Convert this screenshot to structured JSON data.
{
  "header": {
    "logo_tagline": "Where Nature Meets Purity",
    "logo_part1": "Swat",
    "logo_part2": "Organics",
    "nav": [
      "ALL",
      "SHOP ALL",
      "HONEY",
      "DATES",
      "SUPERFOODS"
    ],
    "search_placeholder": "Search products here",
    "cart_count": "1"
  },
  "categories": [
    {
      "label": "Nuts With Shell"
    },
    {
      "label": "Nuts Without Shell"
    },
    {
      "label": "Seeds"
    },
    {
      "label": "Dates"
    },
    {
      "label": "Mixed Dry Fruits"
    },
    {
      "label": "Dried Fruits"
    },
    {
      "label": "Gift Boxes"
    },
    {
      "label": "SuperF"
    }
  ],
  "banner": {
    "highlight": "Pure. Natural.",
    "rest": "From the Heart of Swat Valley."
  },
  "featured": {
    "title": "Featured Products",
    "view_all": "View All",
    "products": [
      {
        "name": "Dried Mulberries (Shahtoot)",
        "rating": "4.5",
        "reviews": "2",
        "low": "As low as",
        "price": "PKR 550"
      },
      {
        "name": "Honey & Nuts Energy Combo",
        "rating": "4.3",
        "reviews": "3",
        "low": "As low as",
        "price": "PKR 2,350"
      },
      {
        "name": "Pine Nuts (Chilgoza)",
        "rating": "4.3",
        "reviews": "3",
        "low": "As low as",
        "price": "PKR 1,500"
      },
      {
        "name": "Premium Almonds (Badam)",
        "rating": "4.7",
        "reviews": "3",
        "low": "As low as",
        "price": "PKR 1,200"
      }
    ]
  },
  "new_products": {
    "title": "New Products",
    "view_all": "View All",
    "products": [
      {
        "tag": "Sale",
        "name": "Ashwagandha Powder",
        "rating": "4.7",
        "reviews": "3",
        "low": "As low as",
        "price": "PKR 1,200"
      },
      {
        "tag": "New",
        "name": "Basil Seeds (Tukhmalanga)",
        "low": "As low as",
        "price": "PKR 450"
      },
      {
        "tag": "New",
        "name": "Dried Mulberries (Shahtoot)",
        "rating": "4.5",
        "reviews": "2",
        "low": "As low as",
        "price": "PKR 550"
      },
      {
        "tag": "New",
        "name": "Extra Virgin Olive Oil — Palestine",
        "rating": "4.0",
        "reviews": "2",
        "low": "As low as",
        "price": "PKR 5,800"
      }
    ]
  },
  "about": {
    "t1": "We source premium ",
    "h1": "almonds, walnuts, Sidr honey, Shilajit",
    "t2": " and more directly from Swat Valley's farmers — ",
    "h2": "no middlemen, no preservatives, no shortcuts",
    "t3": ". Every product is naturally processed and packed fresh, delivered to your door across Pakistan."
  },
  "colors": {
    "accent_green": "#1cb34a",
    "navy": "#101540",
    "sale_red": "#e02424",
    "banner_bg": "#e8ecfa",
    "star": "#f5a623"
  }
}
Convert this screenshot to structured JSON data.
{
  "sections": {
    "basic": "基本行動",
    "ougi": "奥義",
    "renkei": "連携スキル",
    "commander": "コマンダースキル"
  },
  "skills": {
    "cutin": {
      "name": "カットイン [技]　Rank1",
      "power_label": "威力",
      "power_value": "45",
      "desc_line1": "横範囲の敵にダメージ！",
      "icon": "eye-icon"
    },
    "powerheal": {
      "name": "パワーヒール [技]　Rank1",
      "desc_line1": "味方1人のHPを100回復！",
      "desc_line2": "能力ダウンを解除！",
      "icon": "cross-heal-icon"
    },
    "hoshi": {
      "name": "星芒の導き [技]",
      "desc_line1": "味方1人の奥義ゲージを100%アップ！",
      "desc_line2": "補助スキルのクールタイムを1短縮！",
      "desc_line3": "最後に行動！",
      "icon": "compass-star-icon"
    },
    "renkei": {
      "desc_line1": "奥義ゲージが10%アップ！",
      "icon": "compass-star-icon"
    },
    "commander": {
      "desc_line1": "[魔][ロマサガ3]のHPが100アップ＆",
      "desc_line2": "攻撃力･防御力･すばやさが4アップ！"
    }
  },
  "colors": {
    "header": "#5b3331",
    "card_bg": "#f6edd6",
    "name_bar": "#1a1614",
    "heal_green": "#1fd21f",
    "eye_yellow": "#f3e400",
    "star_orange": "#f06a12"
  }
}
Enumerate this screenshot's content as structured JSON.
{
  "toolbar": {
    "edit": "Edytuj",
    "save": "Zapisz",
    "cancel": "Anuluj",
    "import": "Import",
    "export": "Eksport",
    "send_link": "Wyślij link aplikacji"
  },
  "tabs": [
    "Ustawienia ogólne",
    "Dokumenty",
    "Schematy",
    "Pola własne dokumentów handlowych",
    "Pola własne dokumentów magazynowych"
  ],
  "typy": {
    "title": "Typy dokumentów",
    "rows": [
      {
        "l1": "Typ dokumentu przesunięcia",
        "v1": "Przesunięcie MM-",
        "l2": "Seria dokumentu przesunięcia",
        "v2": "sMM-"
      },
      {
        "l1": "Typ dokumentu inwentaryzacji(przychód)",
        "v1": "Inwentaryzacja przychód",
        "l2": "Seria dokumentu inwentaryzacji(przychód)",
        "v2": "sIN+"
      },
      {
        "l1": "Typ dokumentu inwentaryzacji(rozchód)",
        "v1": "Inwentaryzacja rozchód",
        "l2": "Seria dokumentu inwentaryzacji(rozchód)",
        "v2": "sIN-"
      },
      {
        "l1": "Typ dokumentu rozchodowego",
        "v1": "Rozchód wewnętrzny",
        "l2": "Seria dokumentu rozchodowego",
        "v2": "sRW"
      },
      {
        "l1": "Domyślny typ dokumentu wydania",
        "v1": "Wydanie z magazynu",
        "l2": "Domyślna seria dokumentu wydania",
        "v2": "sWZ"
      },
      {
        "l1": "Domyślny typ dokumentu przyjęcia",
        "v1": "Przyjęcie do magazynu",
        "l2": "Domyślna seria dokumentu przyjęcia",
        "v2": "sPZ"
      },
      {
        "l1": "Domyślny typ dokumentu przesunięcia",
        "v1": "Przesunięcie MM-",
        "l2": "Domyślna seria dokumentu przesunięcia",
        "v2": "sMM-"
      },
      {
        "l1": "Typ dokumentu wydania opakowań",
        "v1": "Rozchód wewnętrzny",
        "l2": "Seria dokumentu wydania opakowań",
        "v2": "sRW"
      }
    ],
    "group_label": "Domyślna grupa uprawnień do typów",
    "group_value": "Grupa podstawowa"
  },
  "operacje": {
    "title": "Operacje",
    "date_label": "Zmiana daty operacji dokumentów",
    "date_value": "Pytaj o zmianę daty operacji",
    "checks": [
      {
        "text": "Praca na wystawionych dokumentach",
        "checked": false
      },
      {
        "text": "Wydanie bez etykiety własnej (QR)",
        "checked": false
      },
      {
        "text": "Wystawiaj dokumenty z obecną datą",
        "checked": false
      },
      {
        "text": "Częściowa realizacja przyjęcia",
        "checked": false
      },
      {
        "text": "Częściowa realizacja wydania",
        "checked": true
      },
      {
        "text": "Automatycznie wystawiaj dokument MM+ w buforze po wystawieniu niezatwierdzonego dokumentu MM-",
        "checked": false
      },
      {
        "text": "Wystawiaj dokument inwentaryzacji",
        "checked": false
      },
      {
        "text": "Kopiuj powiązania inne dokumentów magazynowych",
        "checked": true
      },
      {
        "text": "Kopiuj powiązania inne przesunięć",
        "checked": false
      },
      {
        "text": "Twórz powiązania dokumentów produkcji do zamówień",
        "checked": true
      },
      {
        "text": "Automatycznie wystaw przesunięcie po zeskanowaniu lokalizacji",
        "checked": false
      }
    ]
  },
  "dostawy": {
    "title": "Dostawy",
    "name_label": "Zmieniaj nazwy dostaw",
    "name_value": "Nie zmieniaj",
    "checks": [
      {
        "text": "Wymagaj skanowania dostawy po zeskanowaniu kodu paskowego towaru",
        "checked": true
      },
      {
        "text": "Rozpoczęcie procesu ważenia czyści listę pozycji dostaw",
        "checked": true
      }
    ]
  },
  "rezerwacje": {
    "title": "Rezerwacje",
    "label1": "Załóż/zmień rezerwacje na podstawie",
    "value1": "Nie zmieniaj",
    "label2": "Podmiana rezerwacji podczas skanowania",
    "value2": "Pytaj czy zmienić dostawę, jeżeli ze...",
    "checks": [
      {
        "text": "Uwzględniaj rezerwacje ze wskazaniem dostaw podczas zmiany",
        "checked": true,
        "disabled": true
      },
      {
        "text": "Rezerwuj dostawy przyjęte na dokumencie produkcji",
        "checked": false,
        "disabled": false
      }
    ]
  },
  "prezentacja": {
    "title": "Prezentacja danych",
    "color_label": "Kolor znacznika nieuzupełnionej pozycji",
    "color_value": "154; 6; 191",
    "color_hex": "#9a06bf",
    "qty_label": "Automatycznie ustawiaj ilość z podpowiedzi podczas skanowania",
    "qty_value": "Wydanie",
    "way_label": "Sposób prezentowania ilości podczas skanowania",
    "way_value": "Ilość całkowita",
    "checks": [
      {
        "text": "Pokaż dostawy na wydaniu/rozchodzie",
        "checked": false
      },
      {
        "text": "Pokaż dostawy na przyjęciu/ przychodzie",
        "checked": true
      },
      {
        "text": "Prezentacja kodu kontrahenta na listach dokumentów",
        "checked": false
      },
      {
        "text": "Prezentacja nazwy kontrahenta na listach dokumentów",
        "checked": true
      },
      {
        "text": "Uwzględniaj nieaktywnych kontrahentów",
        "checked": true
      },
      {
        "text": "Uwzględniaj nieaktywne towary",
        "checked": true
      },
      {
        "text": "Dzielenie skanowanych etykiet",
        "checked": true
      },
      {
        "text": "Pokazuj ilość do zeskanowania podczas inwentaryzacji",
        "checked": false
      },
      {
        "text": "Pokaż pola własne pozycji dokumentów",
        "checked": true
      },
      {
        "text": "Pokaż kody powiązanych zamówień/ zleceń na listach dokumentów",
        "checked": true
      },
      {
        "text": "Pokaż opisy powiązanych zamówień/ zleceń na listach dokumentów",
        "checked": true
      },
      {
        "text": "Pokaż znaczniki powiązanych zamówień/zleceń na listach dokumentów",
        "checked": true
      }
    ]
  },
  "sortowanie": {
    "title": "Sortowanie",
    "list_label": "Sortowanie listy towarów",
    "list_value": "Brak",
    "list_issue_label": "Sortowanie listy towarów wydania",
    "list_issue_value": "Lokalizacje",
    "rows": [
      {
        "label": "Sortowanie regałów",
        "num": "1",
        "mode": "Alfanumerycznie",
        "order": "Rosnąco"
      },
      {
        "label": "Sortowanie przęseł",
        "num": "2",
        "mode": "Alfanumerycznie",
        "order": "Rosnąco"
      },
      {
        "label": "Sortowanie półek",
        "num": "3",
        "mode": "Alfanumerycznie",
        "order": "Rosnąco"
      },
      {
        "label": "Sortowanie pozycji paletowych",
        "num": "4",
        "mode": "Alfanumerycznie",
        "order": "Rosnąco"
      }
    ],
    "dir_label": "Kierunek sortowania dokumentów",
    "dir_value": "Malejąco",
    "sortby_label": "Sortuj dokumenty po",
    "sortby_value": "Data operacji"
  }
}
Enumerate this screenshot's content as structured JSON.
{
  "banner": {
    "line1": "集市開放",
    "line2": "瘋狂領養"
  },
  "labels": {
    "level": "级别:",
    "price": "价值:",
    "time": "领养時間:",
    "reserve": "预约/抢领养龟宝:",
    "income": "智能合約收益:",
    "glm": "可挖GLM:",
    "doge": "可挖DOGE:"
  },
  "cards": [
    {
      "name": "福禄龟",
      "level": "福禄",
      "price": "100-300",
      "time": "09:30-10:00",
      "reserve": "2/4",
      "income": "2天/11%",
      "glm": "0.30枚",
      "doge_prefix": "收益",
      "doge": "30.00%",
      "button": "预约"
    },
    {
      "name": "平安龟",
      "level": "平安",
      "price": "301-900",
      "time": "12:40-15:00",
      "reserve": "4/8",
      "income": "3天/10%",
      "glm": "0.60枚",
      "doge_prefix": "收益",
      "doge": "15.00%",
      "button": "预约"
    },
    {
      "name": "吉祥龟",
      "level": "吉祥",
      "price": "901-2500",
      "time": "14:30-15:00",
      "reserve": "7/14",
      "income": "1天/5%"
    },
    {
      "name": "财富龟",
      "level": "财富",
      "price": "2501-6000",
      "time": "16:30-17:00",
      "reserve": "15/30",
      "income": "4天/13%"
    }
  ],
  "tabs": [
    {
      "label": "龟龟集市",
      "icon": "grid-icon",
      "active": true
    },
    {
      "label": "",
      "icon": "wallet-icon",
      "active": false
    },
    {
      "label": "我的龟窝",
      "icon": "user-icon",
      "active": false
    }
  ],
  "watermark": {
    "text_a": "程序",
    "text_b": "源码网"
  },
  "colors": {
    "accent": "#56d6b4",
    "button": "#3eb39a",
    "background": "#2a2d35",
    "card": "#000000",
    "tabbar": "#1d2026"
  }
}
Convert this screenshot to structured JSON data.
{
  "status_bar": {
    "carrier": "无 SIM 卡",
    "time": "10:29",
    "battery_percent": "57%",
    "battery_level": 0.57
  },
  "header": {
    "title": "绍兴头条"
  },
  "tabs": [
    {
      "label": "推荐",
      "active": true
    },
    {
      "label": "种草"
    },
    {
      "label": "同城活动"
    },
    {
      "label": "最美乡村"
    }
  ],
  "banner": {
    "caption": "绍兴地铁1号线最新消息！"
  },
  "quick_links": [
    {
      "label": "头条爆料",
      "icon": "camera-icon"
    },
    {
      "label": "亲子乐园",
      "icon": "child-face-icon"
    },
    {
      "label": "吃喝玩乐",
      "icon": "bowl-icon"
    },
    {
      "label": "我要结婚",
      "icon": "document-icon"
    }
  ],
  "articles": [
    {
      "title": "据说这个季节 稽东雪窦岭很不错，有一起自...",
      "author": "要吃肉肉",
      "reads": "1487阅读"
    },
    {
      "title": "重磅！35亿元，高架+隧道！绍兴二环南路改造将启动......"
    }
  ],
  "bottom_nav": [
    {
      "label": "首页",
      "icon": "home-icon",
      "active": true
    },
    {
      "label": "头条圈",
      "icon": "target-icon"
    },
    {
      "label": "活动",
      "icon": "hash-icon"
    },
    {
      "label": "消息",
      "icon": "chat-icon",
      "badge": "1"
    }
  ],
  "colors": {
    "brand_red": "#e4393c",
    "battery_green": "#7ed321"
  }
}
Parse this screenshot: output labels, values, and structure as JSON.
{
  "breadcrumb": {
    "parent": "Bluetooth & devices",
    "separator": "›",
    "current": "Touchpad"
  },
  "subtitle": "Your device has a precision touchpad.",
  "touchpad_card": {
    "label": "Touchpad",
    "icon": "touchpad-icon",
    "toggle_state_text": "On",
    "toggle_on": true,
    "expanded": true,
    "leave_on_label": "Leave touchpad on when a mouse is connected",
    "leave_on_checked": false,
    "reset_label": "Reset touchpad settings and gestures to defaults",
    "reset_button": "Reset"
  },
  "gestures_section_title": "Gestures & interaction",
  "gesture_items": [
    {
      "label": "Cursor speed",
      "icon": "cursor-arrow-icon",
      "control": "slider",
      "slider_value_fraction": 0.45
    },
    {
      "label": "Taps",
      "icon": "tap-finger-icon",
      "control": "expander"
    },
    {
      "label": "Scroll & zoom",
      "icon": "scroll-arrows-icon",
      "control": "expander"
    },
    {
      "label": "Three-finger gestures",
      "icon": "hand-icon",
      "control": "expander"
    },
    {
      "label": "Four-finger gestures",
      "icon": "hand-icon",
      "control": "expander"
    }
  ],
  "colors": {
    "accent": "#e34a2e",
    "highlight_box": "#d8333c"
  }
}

- What this task involves: Copy each line above where the string "przesunięcia" occurs.

- Solution for this problem:
        "l1": "Typ dokumentu przesunięcia",
        "l2": "Seria dokumentu przesunięcia",
        "l1": "Domyślny typ dokumentu przesunięcia",
        "l2": "Domyślna seria dokumentu przesunięcia",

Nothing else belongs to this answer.